-- START OF Data --
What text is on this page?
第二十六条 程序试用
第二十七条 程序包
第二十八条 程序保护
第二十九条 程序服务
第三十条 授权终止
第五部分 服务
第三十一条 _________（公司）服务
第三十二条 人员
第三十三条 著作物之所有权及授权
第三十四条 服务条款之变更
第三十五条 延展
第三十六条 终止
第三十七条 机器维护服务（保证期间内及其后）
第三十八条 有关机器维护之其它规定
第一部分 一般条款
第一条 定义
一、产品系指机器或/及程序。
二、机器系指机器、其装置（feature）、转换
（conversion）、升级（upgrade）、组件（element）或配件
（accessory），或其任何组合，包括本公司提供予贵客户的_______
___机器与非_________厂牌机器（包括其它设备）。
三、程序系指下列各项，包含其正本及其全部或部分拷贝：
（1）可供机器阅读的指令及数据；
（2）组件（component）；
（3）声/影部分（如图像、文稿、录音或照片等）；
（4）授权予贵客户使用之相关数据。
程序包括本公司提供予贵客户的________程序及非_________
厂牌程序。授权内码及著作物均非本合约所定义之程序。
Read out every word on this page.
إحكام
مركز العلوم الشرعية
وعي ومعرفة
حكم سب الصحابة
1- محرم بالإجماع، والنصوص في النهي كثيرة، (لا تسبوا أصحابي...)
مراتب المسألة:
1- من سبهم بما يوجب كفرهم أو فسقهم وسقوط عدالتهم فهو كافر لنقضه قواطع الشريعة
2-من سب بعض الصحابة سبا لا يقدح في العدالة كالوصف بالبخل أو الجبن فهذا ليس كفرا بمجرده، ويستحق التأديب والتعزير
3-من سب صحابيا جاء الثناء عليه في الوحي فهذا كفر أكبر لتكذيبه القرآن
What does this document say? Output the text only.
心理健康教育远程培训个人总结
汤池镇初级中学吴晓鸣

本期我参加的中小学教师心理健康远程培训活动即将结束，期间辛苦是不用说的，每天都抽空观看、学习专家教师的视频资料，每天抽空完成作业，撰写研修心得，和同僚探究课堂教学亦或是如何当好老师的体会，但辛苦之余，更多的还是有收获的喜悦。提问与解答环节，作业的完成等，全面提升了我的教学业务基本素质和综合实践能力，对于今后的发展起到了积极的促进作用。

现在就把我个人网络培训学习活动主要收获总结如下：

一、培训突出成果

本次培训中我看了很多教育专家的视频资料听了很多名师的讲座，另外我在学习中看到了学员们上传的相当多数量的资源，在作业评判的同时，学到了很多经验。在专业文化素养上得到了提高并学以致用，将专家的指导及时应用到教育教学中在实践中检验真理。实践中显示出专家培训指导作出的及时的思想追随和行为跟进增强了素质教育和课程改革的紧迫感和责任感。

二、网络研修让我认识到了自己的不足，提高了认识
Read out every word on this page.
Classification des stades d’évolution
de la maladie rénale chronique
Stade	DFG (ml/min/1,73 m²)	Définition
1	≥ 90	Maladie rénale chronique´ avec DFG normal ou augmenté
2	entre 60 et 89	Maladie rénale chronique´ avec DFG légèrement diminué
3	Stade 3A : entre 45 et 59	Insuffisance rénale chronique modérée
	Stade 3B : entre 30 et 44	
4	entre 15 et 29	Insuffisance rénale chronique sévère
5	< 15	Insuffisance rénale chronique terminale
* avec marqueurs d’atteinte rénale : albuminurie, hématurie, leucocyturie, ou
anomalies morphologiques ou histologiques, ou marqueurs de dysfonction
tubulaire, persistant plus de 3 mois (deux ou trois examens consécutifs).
-- END OF Data --
:: Written instruction ::
In the entries above, count each line with "text"; reply with the total only.

:: Solution for this exercise ::
2